**ESERCIZI DA SVOLGERE:**
1 > Rispondi a queste domande sul testo su Omicidio nel West End:
(a) Quale attore interpreta l'ispettore con problemi di alcolismo?
(b) Quale film di Hitchcock viene citato in modo esplicito?
(c) Quale regista, secondo il testo, forse si discosta da questa classificazione?
2 > Ricopia dal testo su Omicidio nel West End tutto quello che va da "Ecco delinearsi dunque" fino a "da questa classificazione.".

**TESTO:**
####################

Difatti, malgrado la sceneggiatura, con la connivenza di Tom George, sappia senz’altro lavorare sulla materia comedy (dimostrando anche una buona, se non buonissima conoscenza di tempi e dinamiche intrinseche al genere) e dia vita a personaggi di eccellente fattura (come il duo di poliziotti, composto dalla già citata Stalker e dall’ispettore sciancato, sdrucito e con evidenti problemi di alcolismo, interpretato da un Sam Rockwell esilarante); a volte, e a differenza del fratello di Hollywood - verso il cui modus operandi si tenta pure di muovere una critica abbastanza proverbiale -, la sagacia e l’ironia, così come lo spirito caricaturale e dissacrante delle illazioni e provocazioni, o la rottura delle convenzioni (con i personaggi che commentano ciò che accade o accadrà in scena, rompono la quarta parete, o addirittura rivelano come andrà a finire il film) ottengono, il più delle volte, l’effetto contrario. Paiono quasi un tentativo disperato di convincere lo spettatore della propria arguzia e brillantezza, se non proprio di illuderlo che ciò a cui sta assistendo è un qualcosa di totalmente nuovo, originale, singolare.
Ecco delinearsi dunque la più grande debolezza di Omicidio nel West End, ossia la sua poca consapevolezza generale del mondo in cui si muove e l'ancor minore dimestichezza cinematografica, ravvisabile tanto nell’uso a dir poco pleonastico, se non talora ridicolo, di alcune soluzioni e tecniche (vedasi, per esempio, lo split screen), quanto soprattutto nelle influenze e nei punti di riferimento (cinematografici) secondo cui si informa la visione di Tom George, che, al di là dei whodunit e dei polizieschi che sberleffa, sono quanto di più basilare. Tra i vari Hitchcock (di cui viene esplicitamente citato Il delitto perfetto), Mario Bava, Dario Argento, e il solito, immancabile Shining, forse solo Wes Anderson si discosta da questa classificazione.

####################

**DATI DI PARTENZA:**
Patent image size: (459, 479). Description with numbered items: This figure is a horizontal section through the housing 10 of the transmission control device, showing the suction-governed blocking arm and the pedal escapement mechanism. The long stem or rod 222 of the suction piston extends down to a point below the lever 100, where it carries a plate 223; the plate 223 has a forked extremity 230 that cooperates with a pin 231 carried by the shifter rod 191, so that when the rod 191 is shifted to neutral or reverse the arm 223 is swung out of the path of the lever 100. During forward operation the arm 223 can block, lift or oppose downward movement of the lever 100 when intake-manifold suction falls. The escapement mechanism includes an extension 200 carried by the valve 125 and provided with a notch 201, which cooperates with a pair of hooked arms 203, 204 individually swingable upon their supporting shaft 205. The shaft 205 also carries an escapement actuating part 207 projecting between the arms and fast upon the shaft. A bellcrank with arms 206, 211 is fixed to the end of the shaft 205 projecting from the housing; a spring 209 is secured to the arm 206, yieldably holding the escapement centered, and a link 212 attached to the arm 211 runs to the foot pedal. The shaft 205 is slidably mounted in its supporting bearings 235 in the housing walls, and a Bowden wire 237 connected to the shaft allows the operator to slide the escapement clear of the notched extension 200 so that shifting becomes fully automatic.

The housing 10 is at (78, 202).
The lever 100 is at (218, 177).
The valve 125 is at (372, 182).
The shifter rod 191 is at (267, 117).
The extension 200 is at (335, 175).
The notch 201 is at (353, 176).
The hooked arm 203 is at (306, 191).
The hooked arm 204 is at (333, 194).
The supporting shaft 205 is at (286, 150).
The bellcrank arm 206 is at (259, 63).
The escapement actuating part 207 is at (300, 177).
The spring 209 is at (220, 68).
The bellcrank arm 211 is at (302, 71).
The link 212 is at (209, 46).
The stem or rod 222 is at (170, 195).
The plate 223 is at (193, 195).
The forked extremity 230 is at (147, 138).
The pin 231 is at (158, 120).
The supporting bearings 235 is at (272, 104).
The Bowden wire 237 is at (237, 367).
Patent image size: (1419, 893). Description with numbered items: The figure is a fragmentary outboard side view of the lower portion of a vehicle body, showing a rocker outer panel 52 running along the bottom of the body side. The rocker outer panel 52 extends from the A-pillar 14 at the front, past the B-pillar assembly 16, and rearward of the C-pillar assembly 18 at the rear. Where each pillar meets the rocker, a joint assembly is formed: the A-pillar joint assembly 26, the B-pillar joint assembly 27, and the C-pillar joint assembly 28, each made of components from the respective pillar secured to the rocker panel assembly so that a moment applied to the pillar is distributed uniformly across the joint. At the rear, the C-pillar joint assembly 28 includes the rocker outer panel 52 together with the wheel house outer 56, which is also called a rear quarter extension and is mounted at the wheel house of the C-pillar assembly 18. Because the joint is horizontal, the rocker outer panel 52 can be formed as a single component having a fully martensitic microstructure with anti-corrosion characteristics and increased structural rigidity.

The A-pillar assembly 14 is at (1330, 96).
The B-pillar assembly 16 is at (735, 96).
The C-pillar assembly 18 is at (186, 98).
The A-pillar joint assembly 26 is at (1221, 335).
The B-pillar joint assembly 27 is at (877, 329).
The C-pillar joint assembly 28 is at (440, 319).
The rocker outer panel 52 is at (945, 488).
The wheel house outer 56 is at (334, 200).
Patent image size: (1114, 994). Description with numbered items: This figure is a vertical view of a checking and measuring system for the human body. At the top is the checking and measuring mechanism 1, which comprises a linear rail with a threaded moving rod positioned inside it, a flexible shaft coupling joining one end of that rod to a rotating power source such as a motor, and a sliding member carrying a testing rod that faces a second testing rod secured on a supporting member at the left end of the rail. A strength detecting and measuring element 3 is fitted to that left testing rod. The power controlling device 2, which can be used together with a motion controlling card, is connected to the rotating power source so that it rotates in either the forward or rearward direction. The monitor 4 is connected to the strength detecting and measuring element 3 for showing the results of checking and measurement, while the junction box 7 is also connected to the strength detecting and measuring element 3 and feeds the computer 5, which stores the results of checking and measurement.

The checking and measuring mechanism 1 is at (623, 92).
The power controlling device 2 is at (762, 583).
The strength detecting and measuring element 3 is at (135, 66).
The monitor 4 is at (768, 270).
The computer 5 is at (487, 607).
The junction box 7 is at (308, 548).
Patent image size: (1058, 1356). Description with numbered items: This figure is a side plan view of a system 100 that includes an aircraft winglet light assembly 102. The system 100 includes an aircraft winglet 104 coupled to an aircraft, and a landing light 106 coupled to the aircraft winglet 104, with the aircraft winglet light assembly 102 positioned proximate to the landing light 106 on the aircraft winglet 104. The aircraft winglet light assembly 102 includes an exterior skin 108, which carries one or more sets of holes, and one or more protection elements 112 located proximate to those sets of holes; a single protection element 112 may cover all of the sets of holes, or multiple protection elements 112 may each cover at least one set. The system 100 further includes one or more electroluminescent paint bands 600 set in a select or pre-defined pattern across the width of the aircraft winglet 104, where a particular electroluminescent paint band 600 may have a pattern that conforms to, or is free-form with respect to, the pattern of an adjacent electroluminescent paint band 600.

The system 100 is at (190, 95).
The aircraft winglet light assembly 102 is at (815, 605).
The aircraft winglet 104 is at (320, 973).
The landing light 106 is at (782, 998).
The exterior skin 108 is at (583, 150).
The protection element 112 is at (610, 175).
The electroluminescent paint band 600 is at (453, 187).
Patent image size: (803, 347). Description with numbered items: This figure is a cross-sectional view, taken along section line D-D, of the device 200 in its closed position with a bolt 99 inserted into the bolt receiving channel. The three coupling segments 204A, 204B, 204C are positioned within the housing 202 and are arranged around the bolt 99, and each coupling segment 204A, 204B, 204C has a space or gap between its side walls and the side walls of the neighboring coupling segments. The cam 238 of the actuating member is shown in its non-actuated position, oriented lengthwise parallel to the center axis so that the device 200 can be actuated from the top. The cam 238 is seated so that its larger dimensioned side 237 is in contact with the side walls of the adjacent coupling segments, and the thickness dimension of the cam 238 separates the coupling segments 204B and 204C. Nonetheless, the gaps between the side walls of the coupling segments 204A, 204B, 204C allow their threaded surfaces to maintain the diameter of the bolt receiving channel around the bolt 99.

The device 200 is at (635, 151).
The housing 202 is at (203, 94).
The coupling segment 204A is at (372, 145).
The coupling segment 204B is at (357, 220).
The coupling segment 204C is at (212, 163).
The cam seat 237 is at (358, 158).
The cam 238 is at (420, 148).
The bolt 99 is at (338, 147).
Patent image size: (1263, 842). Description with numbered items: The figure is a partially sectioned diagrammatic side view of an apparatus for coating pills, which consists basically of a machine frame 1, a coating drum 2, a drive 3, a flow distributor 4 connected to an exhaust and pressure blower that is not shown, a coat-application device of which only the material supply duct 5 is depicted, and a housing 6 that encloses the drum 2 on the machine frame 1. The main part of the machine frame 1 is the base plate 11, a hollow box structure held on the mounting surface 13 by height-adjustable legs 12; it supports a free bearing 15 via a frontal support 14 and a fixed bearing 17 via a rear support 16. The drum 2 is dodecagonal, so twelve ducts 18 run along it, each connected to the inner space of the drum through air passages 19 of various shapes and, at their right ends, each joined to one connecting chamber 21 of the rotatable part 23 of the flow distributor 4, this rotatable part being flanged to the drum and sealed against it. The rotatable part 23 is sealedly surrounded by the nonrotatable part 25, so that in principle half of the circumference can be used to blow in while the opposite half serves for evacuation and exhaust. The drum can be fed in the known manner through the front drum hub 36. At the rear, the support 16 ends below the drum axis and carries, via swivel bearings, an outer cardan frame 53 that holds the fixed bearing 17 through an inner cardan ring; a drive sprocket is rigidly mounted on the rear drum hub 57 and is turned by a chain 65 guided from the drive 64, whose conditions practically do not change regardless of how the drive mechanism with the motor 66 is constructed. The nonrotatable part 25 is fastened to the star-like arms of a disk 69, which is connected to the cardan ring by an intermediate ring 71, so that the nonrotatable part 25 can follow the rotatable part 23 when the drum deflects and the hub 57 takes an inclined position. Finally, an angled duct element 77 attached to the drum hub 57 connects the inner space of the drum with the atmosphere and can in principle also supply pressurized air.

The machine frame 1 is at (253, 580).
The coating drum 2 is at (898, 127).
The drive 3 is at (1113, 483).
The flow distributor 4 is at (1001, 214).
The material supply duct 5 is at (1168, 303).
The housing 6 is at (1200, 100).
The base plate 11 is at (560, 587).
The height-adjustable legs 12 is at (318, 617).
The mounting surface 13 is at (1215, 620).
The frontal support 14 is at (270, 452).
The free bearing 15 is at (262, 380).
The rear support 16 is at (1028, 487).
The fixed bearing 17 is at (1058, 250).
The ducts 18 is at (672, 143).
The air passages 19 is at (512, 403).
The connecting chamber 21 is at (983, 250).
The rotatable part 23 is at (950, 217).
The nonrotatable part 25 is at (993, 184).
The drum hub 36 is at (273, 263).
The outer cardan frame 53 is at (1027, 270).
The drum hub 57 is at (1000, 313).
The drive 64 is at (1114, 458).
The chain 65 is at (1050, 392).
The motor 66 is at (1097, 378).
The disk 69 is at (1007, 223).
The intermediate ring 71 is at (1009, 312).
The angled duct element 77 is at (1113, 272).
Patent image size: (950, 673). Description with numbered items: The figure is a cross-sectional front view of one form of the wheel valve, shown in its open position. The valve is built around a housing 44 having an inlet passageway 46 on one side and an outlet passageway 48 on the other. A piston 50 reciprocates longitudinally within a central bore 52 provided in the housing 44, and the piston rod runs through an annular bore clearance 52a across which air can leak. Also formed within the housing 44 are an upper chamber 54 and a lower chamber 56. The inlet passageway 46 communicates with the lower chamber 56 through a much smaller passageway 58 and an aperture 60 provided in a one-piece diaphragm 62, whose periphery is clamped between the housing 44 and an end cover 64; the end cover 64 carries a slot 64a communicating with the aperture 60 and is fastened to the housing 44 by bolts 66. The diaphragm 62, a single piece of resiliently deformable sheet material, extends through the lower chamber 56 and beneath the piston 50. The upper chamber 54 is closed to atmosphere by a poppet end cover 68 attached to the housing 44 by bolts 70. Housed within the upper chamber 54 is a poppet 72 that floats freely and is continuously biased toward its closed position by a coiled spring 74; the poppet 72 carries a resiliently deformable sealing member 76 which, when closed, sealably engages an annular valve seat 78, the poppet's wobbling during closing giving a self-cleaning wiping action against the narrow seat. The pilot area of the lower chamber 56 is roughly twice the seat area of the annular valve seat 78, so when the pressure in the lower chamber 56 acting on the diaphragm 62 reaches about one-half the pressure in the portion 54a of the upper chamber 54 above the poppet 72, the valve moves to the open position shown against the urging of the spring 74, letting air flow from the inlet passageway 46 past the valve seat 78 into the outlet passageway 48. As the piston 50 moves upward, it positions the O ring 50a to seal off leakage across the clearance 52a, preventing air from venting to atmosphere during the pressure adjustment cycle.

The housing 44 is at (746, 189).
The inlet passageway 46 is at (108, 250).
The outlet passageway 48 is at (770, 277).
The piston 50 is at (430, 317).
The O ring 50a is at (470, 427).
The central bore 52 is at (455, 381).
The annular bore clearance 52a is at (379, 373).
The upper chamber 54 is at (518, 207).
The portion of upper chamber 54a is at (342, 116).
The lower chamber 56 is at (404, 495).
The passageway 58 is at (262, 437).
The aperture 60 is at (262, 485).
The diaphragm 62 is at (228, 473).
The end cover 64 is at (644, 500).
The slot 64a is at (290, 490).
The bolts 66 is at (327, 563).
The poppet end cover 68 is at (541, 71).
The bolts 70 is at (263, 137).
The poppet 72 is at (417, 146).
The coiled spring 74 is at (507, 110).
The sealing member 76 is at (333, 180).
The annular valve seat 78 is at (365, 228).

####################

**SOLUZIONI DEGLI ESERCIZI:**
1 >
(a) Sam Rockwell
(b) Il delitto perfetto
(c) Wes Anderson

2 >
Ecco delinearsi dunque la più grande debolezza di Omicidio nel West End, ossia la sua poca consapevolezza generale del mondo in cui si muove e l'ancor minore dimestichezza cinematografica, ravvisabile tanto nell’uso a dir poco pleonastico, se non talora ridicolo, di alcune soluzioni e tecniche (vedasi, per esempio, lo split screen), quanto soprattutto nelle influenze e nei punti di riferimento (cinematografici) secondo cui si informa la visione di Tom George, che, al di là dei whodunit e dei polizieschi che sberleffa, sono quanto di più basilare. Tra i vari Hitchcock (di cui viene esplicitamente citato Il delitto perfetto), Mario Bava, Dario Argento, e il solito, immancabile Shining, forse solo Wes Anderson si discosta da questa classificazione.